▶ _Action item_
When you spot the word "petris" in a line of the data below, copy that line.

▶ _Records for this exercise_
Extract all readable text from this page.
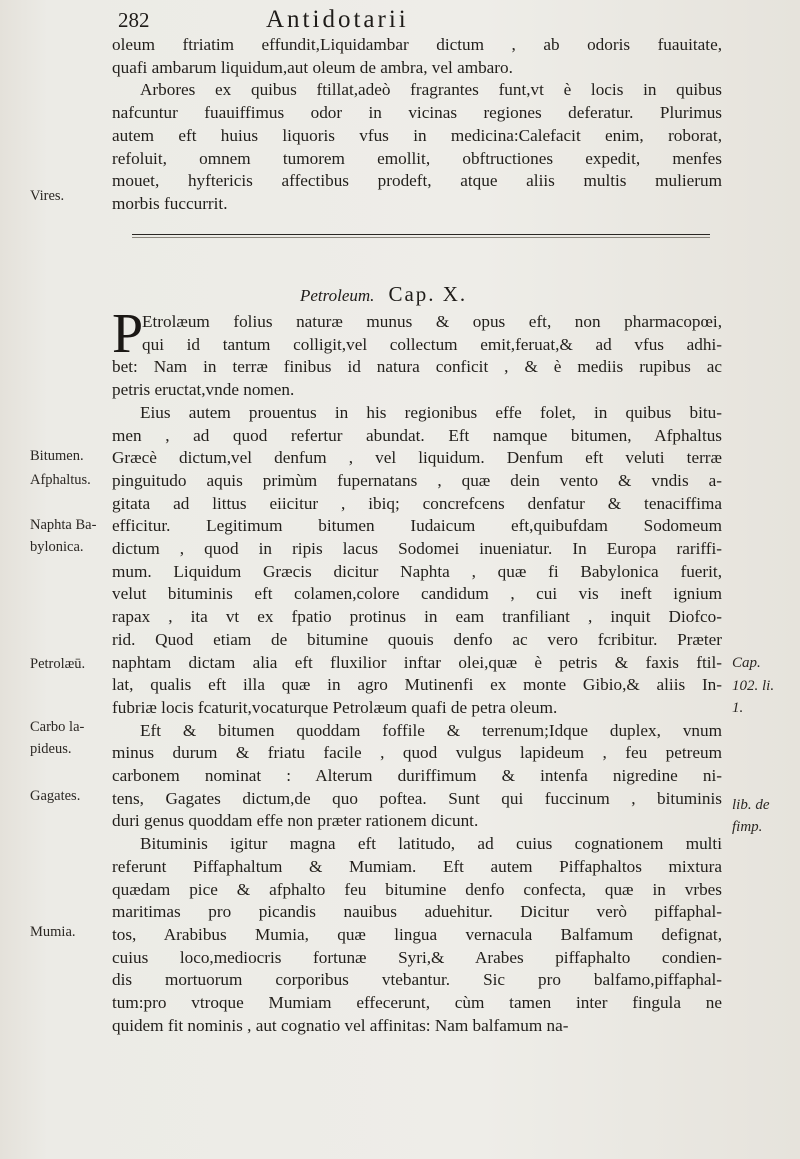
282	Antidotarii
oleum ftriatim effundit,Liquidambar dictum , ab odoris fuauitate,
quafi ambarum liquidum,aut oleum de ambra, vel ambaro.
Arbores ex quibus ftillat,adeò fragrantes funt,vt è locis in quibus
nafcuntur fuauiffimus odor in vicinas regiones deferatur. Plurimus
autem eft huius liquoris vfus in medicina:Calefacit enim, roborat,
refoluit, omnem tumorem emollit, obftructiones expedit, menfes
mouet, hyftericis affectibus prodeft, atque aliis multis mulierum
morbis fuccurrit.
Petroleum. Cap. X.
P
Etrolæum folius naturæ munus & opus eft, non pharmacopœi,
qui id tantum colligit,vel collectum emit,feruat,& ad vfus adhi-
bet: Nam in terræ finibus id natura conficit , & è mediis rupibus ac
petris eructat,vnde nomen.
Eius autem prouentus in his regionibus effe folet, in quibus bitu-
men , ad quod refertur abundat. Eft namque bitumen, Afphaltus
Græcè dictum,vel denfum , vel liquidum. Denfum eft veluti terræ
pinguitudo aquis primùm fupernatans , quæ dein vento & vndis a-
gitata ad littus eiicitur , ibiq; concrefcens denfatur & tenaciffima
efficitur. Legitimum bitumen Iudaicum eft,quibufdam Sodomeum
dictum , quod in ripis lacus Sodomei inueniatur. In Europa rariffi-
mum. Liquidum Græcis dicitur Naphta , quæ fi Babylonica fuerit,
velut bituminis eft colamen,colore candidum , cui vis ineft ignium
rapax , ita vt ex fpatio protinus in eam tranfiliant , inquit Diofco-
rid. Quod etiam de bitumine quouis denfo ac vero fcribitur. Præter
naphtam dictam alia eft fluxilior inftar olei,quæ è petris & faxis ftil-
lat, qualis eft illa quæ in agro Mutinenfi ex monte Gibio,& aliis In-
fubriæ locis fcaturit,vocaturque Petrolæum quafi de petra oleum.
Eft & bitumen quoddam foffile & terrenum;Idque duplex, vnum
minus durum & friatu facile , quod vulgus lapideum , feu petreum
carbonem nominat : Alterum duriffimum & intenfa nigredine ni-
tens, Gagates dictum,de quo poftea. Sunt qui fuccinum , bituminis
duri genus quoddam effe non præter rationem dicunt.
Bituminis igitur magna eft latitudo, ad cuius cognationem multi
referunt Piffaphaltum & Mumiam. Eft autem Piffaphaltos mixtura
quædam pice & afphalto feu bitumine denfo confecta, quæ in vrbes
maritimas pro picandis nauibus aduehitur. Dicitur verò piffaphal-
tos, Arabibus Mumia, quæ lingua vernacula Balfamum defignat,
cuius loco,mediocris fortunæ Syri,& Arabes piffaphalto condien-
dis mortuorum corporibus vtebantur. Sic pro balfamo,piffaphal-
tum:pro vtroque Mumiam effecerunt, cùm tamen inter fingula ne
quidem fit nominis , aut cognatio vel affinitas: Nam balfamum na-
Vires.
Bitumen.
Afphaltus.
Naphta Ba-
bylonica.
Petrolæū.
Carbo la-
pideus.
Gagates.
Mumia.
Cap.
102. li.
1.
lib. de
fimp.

...

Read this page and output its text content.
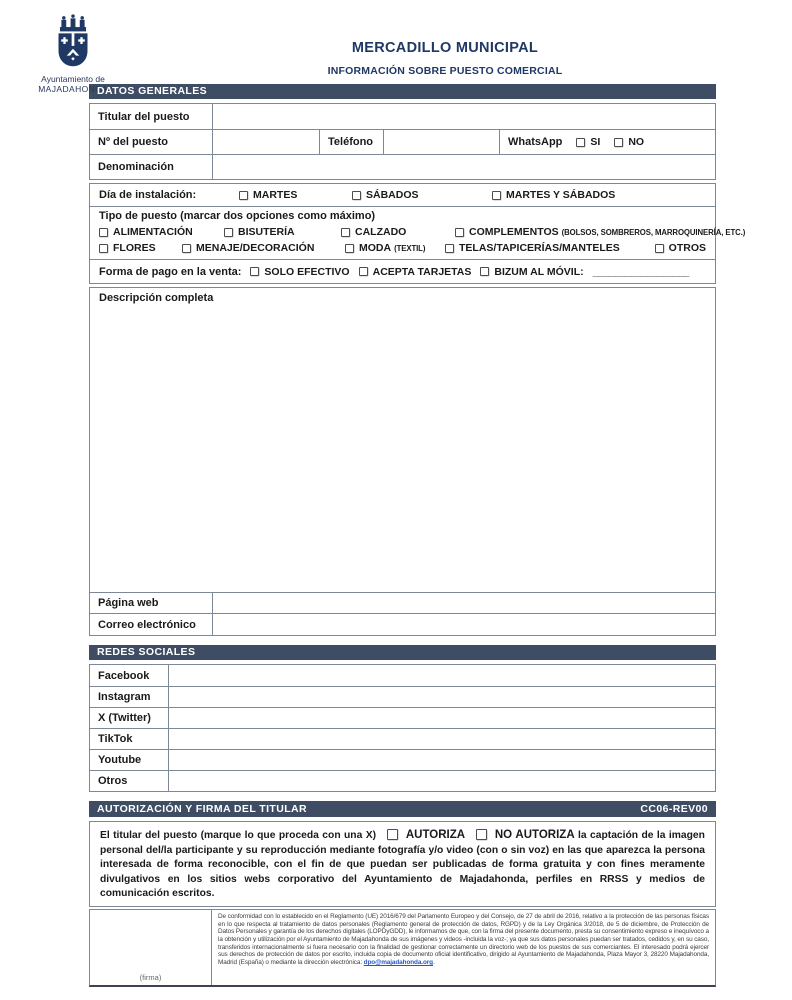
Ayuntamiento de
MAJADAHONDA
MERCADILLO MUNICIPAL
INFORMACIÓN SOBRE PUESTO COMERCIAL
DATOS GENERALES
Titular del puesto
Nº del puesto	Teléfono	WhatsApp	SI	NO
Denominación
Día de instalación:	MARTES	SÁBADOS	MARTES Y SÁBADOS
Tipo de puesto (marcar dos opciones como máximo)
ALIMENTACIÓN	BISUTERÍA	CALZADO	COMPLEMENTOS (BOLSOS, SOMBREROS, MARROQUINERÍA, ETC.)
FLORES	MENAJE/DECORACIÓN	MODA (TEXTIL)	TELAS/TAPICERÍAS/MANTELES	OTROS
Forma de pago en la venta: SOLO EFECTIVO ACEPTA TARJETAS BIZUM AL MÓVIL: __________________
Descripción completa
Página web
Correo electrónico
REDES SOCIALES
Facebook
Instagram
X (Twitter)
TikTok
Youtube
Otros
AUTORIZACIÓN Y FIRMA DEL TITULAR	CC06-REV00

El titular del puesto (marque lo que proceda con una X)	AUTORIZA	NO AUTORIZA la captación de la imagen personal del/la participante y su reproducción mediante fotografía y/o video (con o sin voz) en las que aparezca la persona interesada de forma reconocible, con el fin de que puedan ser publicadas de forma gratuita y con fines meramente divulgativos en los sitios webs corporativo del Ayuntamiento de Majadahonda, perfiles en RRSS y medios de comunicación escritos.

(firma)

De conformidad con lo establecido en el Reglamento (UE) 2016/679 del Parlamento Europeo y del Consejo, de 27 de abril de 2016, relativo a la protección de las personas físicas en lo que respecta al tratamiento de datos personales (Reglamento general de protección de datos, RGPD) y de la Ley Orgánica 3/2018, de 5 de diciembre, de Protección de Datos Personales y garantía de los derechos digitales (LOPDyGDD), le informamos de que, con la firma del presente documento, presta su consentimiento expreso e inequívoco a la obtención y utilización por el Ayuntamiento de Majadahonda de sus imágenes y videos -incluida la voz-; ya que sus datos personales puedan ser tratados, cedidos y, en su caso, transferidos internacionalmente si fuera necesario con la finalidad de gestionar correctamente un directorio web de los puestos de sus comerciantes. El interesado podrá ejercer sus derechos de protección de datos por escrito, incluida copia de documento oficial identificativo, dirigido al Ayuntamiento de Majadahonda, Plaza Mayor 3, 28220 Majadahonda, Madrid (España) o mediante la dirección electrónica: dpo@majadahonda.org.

==

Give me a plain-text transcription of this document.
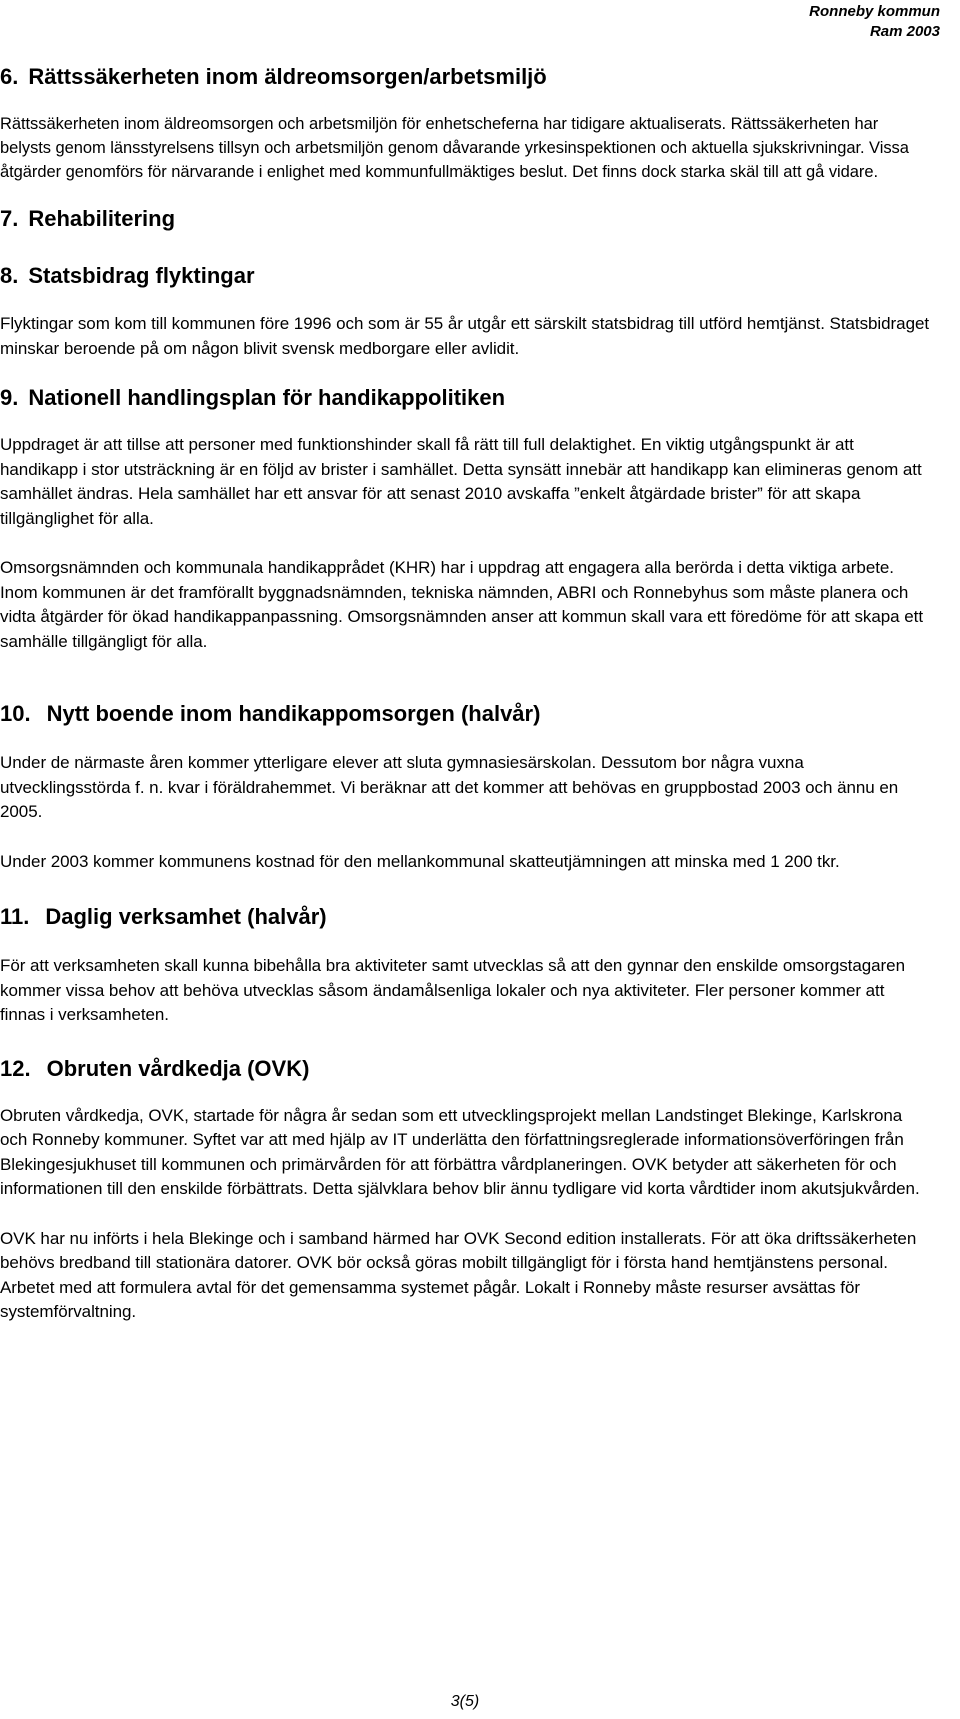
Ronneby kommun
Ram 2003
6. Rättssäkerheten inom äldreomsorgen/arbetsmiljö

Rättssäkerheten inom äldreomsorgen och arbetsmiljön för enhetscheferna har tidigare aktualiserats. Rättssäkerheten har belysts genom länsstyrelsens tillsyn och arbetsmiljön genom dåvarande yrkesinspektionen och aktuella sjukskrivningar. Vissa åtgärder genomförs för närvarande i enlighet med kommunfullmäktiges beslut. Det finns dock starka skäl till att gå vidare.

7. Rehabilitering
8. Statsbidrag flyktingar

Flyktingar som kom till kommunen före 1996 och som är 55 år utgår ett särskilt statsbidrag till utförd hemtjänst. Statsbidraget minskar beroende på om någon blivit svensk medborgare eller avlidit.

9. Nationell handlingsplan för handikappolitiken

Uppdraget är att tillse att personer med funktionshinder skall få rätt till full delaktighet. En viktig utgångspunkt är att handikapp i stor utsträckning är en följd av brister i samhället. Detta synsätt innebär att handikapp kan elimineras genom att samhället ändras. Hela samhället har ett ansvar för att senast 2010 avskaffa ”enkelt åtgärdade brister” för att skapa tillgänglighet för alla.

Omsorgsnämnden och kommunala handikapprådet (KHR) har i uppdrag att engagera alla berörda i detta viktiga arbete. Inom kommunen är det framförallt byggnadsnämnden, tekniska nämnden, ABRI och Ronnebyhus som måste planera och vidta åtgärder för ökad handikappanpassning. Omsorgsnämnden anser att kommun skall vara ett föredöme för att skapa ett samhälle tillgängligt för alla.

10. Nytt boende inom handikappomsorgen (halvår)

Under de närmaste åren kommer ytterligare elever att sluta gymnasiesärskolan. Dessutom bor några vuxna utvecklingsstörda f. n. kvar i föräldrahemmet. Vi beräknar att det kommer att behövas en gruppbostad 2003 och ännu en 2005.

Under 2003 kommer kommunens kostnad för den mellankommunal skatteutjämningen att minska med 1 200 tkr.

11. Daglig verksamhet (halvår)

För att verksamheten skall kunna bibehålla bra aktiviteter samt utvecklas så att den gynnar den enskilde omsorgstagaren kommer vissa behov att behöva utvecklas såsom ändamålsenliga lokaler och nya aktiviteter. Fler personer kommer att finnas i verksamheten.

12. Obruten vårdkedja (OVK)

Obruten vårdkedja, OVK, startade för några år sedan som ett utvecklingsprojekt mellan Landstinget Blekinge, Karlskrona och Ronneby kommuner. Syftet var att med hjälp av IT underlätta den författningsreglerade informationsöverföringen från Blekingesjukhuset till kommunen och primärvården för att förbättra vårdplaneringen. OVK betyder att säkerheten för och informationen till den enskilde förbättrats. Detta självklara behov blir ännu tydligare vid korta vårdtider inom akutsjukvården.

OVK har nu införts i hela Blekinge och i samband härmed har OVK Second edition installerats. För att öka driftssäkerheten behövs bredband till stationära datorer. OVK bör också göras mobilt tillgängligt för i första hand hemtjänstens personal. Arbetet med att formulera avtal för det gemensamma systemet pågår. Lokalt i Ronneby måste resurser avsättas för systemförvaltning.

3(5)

▶ _Completed exercise_
petris eructat,vnde nomen.
naphtam dictam alia eft fluxilior inftar olei,quæ è petris & faxis ftil-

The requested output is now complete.